◆ **Exercise instructions**
Copy the listing below in full and skip every picture.

◆ **Dataset extract**
════════════════════

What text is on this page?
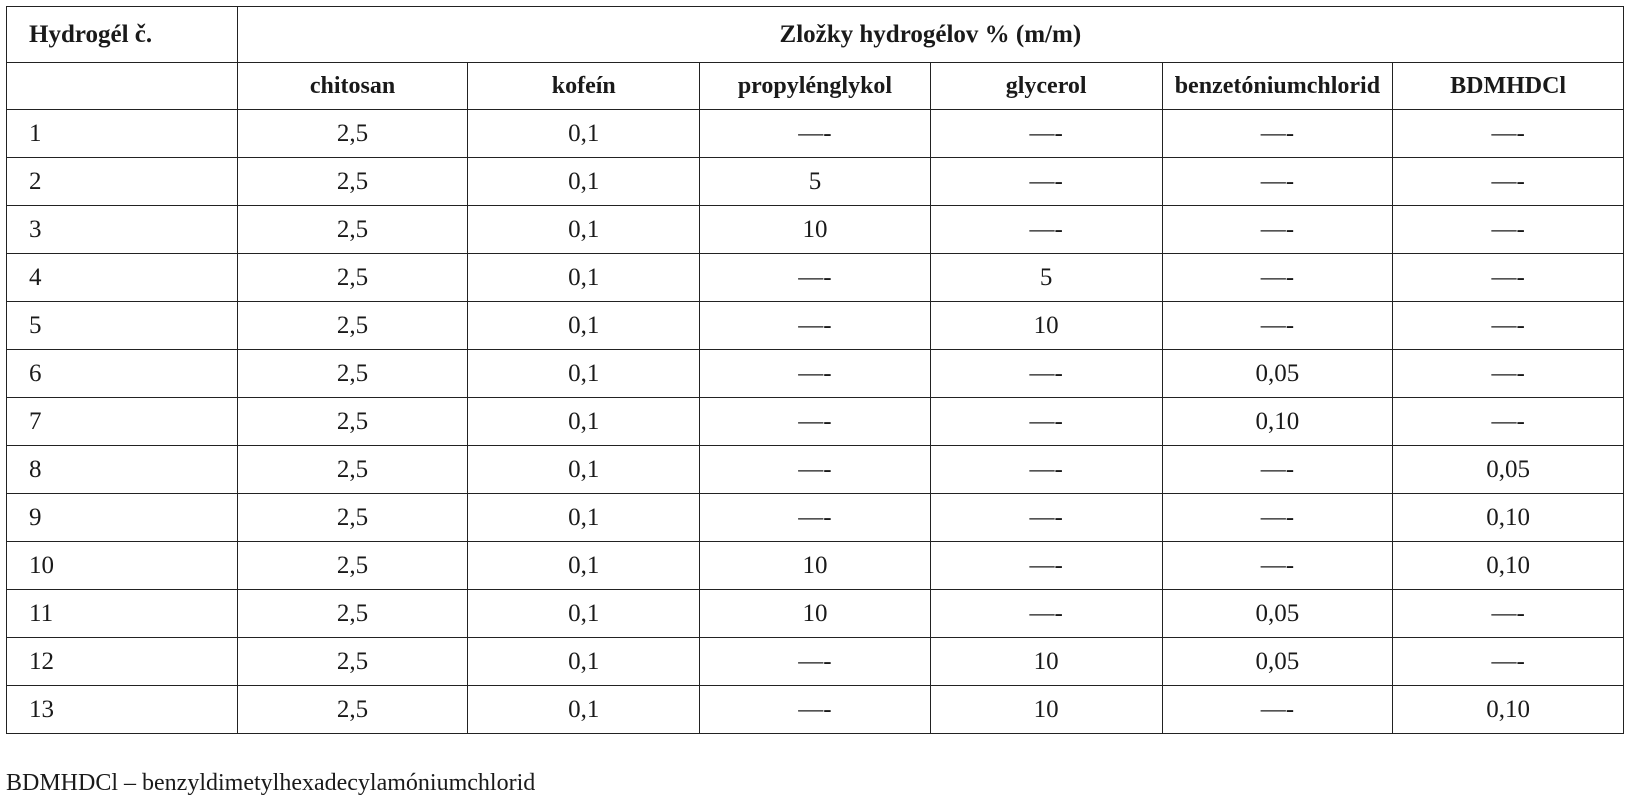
Hydrogél č.	Zložky hydrogélov % (m/m)					
	chitosan	kofeín	propylénglykol	glycerol	benzetóniumchlorid	BDMHDCl
1	2,5	0,1	—-	—-	—-	—-
2	2,5	0,1	5	—-	—-	—-
3	2,5	0,1	10	—-	—-	—-
4	2,5	0,1	—-	5	—-	—-
5	2,5	0,1	—-	10	—-	—-
6	2,5	0,1	—-	—-	0,05	—-
7	2,5	0,1	—-	—-	0,10	—-
8	2,5	0,1	—-	—-	—-	0,05
9	2,5	0,1	—-	—-	—-	0,10
10	2,5	0,1	10	—-	—-	0,10
11	2,5	0,1	10	—-	0,05	—-
12	2,5	0,1	—-	10	0,05	—-
13	2,5	0,1	—-	10	—-	0,10
BDMHDCl – benzyldimetylhexadecylamóniumchlorid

════════════════════

◆ **Output of the exercise**
What text is on this page?
Hydrogél č.	Zložky hydrogélov % (m/m)					
	chitosan	kofeín	propylénglykol	glycerol	benzetóniumchlorid	BDMHDCl
1	2,5	0,1	—-	—-	—-	—-
2	2,5	0,1	5	—-	—-	—-
3	2,5	0,1	10	—-	—-	—-
4	2,5	0,1	—-	5	—-	—-
5	2,5	0,1	—-	10	—-	—-
6	2,5	0,1	—-	—-	0,05	—-
7	2,5	0,1	—-	—-	0,10	—-
8	2,5	0,1	—-	—-	—-	0,05
9	2,5	0,1	—-	—-	—-	0,10
10	2,5	0,1	10	—-	—-	0,10
11	2,5	0,1	10	—-	0,05	—-
12	2,5	0,1	—-	10	0,05	—-
13	2,5	0,1	—-	10	—-	0,10
BDMHDCl – benzyldimetylhexadecylamóniumchlorid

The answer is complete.